[BEGIN Extracted material]

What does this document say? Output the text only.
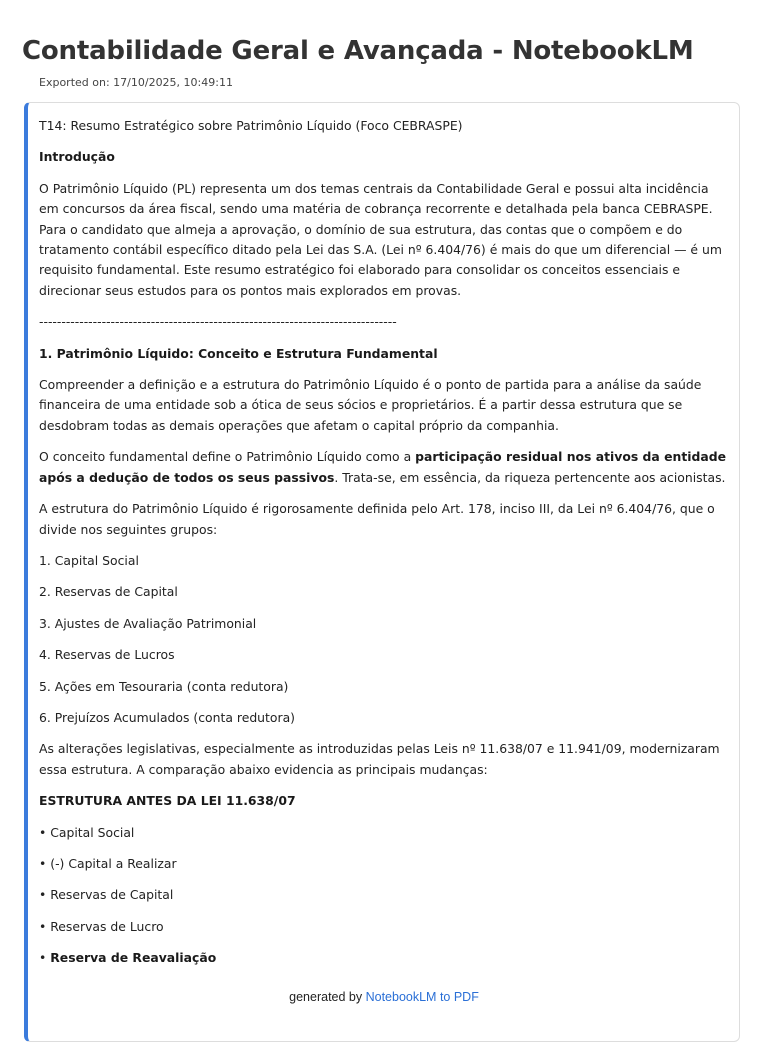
Contabilidade Geral e Avançada - NotebookLM
Exported on: 17/10/2025, 10:49:11

T14: Resumo Estratégico sobre Patrimônio Líquido (Foco CEBRASPE)

Introdução

O Patrimônio Líquido (PL) representa um dos temas centrais da Contabilidade Geral e possui alta incidência em concursos da área fiscal, sendo uma matéria de cobrança recorrente e detalhada pela banca CEBRASPE. Para o candidato que almeja a aprovação, o domínio de sua estrutura, das contas que o compõem e do tratamento contábil específico ditado pela Lei das S.A. (Lei nº 6.404/76) é mais do que um diferencial — é um requisito fundamental. Este resumo estratégico foi elaborado para consolidar os conceitos essenciais e direcionar seus estudos para os pontos mais explorados em provas.

--------------------------------------------------------------------------------

1. Patrimônio Líquido: Conceito e Estrutura Fundamental

Compreender a definição e a estrutura do Patrimônio Líquido é o ponto de partida para a análise da saúde financeira de uma entidade sob a ótica de seus sócios e proprietários. É a partir dessa estrutura que se desdobram todas as demais operações que afetam o capital próprio da companhia.

O conceito fundamental define o Patrimônio Líquido como a participação residual nos ativos da entidade após a dedução de todos os seus passivos. Trata-se, em essência, da riqueza pertencente aos acionistas.

A estrutura do Patrimônio Líquido é rigorosamente definida pelo Art. 178, inciso III, da Lei nº 6.404/76, que o divide nos seguintes grupos:

1. Capital Social
2. Reservas de Capital
3. Ajustes de Avaliação Patrimonial
4. Reservas de Lucros
5. Ações em Tesouraria (conta redutora)
6. Prejuízos Acumulados (conta redutora)

As alterações legislativas, especialmente as introduzidas pelas Leis nº 11.638/07 e 11.941/09, modernizaram essa estrutura. A comparação abaixo evidencia as principais mudanças:

ESTRUTURA ANTES DA LEI 11.638/07

• Capital Social
• (-) Capital a Realizar
• Reservas de Capital
• Reservas de Lucro
• Reserva de Reavaliação
generated by NotebookLM to PDF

[END Extracted material]

● **The task**
Write the material out again exactly as it appears, dropping the pictures.

● **Result below**
What does this document say? Output the text only.
Contabilidade Geral e Avançada - NotebookLM
Exported on: 17/10/2025, 10:49:11

T14: Resumo Estratégico sobre Patrimônio Líquido (Foco CEBRASPE)

Introdução

O Patrimônio Líquido (PL) representa um dos temas centrais da Contabilidade Geral e possui alta incidência em concursos da área fiscal, sendo uma matéria de cobrança recorrente e detalhada pela banca CEBRASPE. Para o candidato que almeja a aprovação, o domínio de sua estrutura, das contas que o compõem e do tratamento contábil específico ditado pela Lei das S.A. (Lei nº 6.404/76) é mais do que um diferencial — é um requisito fundamental. Este resumo estratégico foi elaborado para consolidar os conceitos essenciais e direcionar seus estudos para os pontos mais explorados em provas.

--------------------------------------------------------------------------------

1. Patrimônio Líquido: Conceito e Estrutura Fundamental

Compreender a definição e a estrutura do Patrimônio Líquido é o ponto de partida para a análise da saúde financeira de uma entidade sob a ótica de seus sócios e proprietários. É a partir dessa estrutura que se desdobram todas as demais operações que afetam o capital próprio da companhia.

O conceito fundamental define o Patrimônio Líquido como a participação residual nos ativos da entidade após a dedução de todos os seus passivos. Trata-se, em essência, da riqueza pertencente aos acionistas.

A estrutura do Patrimônio Líquido é rigorosamente definida pelo Art. 178, inciso III, da Lei nº 6.404/76, que o divide nos seguintes grupos:

1. Capital Social
2. Reservas de Capital
3. Ajustes de Avaliação Patrimonial
4. Reservas de Lucros
5. Ações em Tesouraria (conta redutora)
6. Prejuízos Acumulados (conta redutora)

As alterações legislativas, especialmente as introduzidas pelas Leis nº 11.638/07 e 11.941/09, modernizaram essa estrutura. A comparação abaixo evidencia as principais mudanças:

ESTRUTURA ANTES DA LEI 11.638/07

• Capital Social
• (-) Capital a Realizar
• Reservas de Capital
• Reservas de Lucro
• Reserva de Reavaliação
generated by NotebookLM to PDF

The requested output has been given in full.